→ REQUIRED WORK
Only a number is required: how many lines of the material contain the word "lots"?

[Records excerpted from a collection]
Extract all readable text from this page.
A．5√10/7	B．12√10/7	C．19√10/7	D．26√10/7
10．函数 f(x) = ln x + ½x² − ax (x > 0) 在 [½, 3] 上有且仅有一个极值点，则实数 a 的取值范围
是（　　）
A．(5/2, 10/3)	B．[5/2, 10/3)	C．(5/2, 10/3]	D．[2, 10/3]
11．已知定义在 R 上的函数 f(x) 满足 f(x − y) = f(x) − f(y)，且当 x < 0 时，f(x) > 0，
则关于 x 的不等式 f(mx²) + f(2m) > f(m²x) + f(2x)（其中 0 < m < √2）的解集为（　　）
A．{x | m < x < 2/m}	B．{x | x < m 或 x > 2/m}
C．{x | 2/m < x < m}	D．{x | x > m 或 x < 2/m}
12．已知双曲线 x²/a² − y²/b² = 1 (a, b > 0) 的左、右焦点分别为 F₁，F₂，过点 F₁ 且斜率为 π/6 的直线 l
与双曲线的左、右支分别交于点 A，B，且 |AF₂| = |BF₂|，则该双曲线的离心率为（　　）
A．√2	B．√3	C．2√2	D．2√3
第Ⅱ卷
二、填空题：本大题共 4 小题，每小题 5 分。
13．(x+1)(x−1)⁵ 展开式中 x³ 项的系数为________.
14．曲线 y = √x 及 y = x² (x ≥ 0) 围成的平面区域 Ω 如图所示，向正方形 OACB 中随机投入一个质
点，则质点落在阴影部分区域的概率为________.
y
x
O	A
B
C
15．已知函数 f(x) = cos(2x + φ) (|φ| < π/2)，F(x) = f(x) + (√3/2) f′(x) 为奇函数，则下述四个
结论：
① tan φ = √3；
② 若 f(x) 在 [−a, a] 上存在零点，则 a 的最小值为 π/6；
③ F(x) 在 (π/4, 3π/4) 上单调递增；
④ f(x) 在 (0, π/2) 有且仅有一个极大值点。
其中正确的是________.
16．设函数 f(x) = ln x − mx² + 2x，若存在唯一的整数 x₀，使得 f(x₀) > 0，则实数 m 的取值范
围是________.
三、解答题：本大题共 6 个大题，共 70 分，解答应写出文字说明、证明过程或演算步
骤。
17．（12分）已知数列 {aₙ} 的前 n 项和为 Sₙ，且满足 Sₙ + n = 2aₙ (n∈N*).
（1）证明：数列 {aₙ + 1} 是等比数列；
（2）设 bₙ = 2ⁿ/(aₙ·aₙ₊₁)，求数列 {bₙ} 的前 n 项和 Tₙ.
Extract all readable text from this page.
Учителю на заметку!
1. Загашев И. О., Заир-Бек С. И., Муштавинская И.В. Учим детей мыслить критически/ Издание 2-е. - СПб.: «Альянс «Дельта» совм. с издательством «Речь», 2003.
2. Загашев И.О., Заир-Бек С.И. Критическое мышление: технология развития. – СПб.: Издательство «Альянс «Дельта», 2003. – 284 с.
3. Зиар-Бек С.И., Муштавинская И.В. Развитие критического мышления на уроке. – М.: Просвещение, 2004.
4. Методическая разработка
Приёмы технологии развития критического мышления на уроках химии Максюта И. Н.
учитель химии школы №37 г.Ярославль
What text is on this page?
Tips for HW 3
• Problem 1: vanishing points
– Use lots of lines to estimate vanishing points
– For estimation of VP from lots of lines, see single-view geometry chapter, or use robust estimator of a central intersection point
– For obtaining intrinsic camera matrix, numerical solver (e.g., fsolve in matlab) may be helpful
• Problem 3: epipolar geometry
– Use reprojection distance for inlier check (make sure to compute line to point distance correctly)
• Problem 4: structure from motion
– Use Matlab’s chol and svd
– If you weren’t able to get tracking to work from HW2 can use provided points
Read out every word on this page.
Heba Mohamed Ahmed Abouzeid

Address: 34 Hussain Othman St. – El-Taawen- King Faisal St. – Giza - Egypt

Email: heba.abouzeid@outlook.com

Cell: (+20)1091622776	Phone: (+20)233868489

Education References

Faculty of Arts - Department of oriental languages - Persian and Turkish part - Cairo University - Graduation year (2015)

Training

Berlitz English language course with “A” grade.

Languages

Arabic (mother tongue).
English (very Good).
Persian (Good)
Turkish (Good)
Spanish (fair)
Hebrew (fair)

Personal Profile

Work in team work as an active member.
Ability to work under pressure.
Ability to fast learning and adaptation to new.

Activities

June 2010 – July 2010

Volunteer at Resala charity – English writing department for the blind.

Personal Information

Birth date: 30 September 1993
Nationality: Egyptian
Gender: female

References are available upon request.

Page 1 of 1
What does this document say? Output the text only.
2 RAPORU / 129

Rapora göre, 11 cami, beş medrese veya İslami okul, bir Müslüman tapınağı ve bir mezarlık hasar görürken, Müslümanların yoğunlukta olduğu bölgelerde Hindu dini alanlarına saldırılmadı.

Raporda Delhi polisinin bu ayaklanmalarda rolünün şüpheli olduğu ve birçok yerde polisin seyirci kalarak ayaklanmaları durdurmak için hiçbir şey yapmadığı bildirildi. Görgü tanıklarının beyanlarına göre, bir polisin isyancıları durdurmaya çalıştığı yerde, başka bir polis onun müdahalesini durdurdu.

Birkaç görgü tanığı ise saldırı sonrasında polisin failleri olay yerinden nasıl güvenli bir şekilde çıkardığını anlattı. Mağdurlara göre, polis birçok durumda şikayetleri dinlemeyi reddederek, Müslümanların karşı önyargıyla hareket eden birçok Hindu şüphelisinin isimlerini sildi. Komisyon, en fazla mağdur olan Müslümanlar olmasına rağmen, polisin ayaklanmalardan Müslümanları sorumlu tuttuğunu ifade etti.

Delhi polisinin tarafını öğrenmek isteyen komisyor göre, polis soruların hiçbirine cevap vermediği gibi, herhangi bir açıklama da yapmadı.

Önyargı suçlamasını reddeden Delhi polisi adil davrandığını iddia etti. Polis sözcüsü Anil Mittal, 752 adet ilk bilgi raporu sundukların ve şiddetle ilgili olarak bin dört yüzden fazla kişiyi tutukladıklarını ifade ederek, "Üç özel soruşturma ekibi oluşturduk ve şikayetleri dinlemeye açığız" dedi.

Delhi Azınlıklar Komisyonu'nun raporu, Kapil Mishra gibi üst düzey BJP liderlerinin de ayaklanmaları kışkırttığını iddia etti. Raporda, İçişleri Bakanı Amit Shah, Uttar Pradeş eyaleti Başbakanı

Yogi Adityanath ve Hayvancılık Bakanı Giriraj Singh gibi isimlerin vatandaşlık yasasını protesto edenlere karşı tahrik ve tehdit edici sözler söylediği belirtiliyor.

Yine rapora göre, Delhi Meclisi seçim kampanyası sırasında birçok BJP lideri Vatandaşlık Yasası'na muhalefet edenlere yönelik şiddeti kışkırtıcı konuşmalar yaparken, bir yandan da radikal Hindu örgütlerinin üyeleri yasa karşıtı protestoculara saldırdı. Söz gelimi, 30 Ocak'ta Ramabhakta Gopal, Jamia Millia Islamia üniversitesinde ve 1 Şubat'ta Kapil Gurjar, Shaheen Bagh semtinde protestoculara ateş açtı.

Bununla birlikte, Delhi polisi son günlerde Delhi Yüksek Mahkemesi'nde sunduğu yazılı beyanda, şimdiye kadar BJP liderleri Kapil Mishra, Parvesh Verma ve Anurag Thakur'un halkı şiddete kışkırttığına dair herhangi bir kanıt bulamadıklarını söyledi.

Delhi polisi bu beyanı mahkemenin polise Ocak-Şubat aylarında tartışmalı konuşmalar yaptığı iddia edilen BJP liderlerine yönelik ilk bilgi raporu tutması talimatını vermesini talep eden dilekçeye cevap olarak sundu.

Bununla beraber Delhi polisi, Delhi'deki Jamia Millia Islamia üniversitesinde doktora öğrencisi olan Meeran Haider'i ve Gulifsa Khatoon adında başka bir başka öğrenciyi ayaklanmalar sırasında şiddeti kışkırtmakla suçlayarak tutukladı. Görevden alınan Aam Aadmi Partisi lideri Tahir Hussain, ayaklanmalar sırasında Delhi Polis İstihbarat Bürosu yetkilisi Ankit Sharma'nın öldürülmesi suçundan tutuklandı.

→ FULL SOLUTION
2